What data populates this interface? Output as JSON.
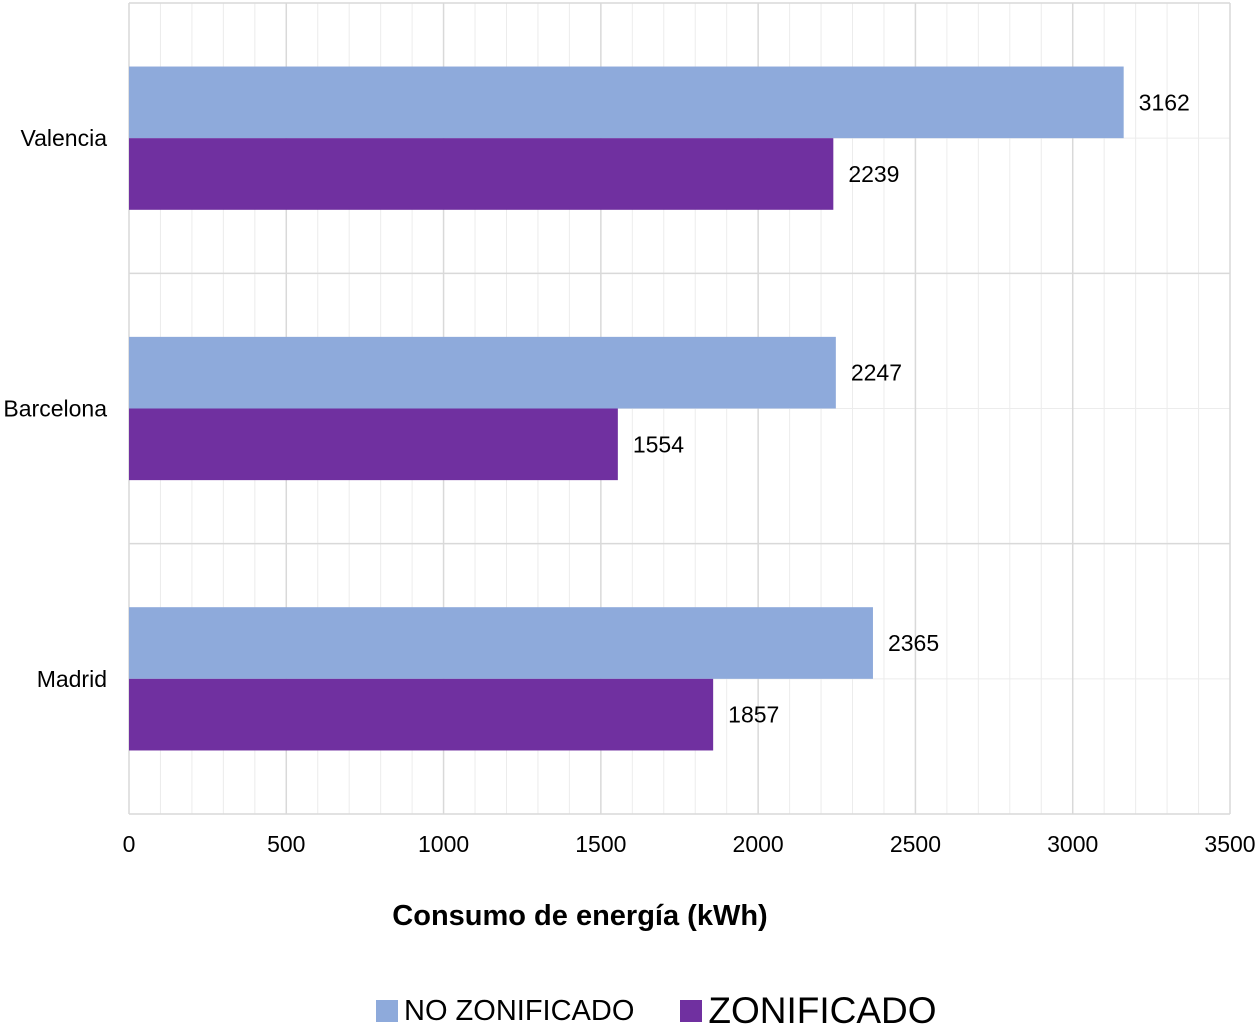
{
  "chart_data": {
    "type": "bar",
    "orientation": "horizontal",
    "categories": [
      "Valencia",
      "Barcelona",
      "Madrid"
    ],
    "series": [
      {
        "name": "NO ZONIFICADO",
        "color": "#8eaadb",
        "values": [
          3162,
          2247,
          2365
        ]
      },
      {
        "name": "ZONIFICADO",
        "color": "#7030a0",
        "values": [
          2239,
          1554,
          1857
        ]
      }
    ],
    "xlabel": "Consumo de energía (kWh)",
    "ylabel": "",
    "xlim": [
      0,
      3500
    ],
    "xticks": [
      0,
      500,
      1000,
      1500,
      2000,
      2500,
      3000,
      3500
    ],
    "xtick_labels": [
      "0",
      "500",
      "1000",
      "1500",
      "2000",
      "2500",
      "3000",
      "3500"
    ],
    "grid": true,
    "legend_position": "bottom",
    "data_labels": true
  }
}
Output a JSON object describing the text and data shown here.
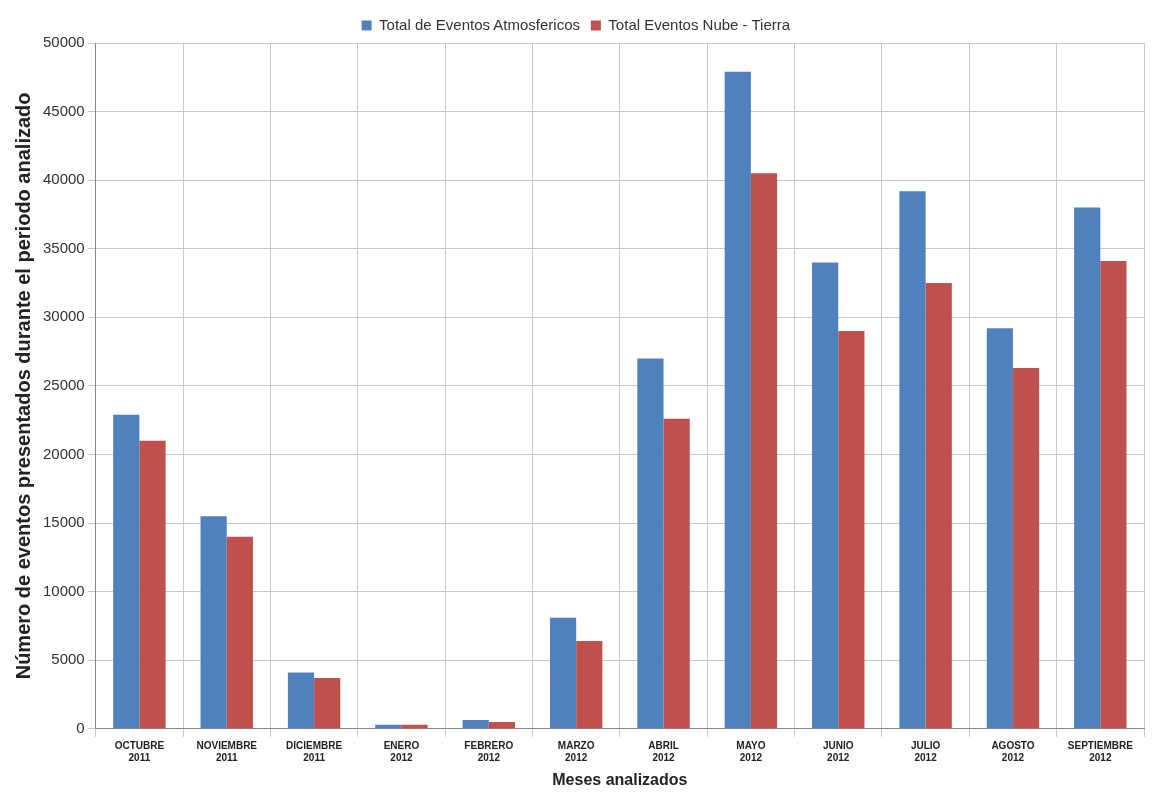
{
  "chart_data": {
    "type": "bar",
    "xlabel": "Meses analizados",
    "ylabel": "Número de eventos presentados durante el periodo analizado",
    "categories": [
      "OCTUBRE 2011",
      "NOVIEMBRE 2011",
      "DICIEMBRE 2011",
      "ENERO 2012",
      "FEBRERO 2012",
      "MARZO 2012",
      "ABRIL 2012",
      "MAYO 2012",
      "JUNIO 2012",
      "JULIO 2012",
      "AGOSTO 2012",
      "SEPTIEMBRE 2012"
    ],
    "series": [
      {
        "name": "Total de Eventos Atmosfericos",
        "color": "#4f81bd",
        "values": [
          22900,
          15500,
          4100,
          300,
          650,
          8100,
          27000,
          47900,
          34000,
          39200,
          29200,
          38000
        ]
      },
      {
        "name": "Total Eventos Nube - Tierra",
        "color": "#c0504d",
        "values": [
          21000,
          14000,
          3700,
          300,
          500,
          6400,
          22600,
          40500,
          29000,
          32500,
          26300,
          34100
        ]
      }
    ],
    "ylim": [
      0,
      50000
    ],
    "yticks": [
      0,
      5000,
      10000,
      15000,
      20000,
      25000,
      30000,
      35000,
      40000,
      45000,
      50000
    ],
    "grid": true,
    "legend": "top"
  }
}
----
**Task details**
Read the data above. Pull out each line in which the string "Total" appears.

**Solved problem**
        "name": "Total de Eventos Atmosfericos",
        "name": "Total Eventos Nube - Tierra",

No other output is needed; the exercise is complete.